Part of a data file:

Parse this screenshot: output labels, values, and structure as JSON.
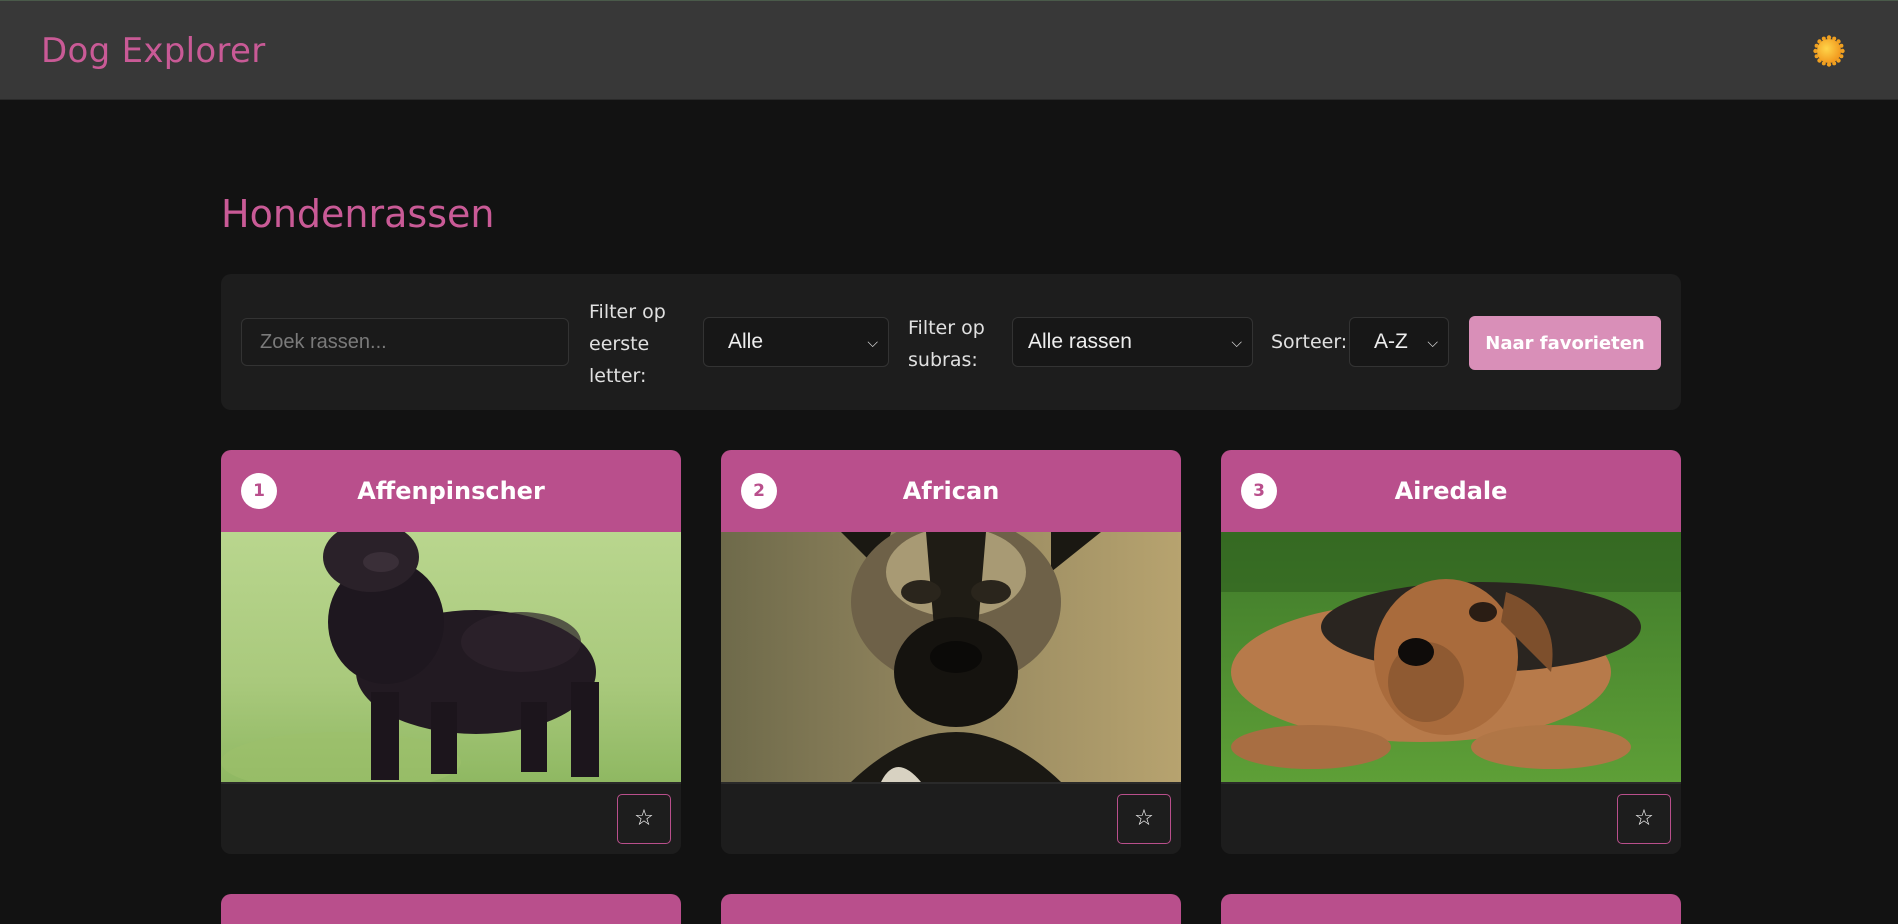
{
  "app": {
    "brand": "Dog Explorer",
    "theme_icon": "sun-icon",
    "accent_color": "#c95a96"
  },
  "page": {
    "title": "Hondenrassen"
  },
  "filters": {
    "search_placeholder": "Zoek rassen...",
    "letter_label_1": "Filter op",
    "letter_label_2": "eerste",
    "letter_label_3": "letter:",
    "letter_value": "Alle",
    "subbreed_label_1": "Filter op",
    "subbreed_label_2": "subras:",
    "subbreed_value": "Alle rassen",
    "sort_label": "Sorteer:",
    "sort_value": "A-Z",
    "favorites_button": "Naar favorieten"
  },
  "breeds": [
    {
      "number": "1",
      "name": "Affenpinscher",
      "favorite_icon": "☆"
    },
    {
      "number": "2",
      "name": "African",
      "favorite_icon": "☆"
    },
    {
      "number": "3",
      "name": "Airedale",
      "favorite_icon": "☆"
    }
  ]
}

What is needed -
Reproduce every record word for word. The copy must contain no pictures.

Final result -
Parse this screenshot: output labels, values, and structure as JSON.
{
  "app": {
    "brand": "Dog Explorer",
    "theme_icon": "sun-icon",
    "accent_color": "#c95a96"
  },
  "page": {
    "title": "Hondenrassen"
  },
  "filters": {
    "search_placeholder": "Zoek rassen...",
    "letter_label_1": "Filter op",
    "letter_label_2": "eerste",
    "letter_label_3": "letter:",
    "letter_value": "Alle",
    "subbreed_label_1": "Filter op",
    "subbreed_label_2": "subras:",
    "subbreed_value": "Alle rassen",
    "sort_label": "Sorteer:",
    "sort_value": "A-Z",
    "favorites_button": "Naar favorieten"
  },
  "breeds": [
    {
      "number": "1",
      "name": "Affenpinscher",
      "favorite_icon": "☆"
    },
    {
      "number": "2",
      "name": "African",
      "favorite_icon": "☆"
    },
    {
      "number": "3",
      "name": "Airedale",
      "favorite_icon": "☆"
    }
  ]
}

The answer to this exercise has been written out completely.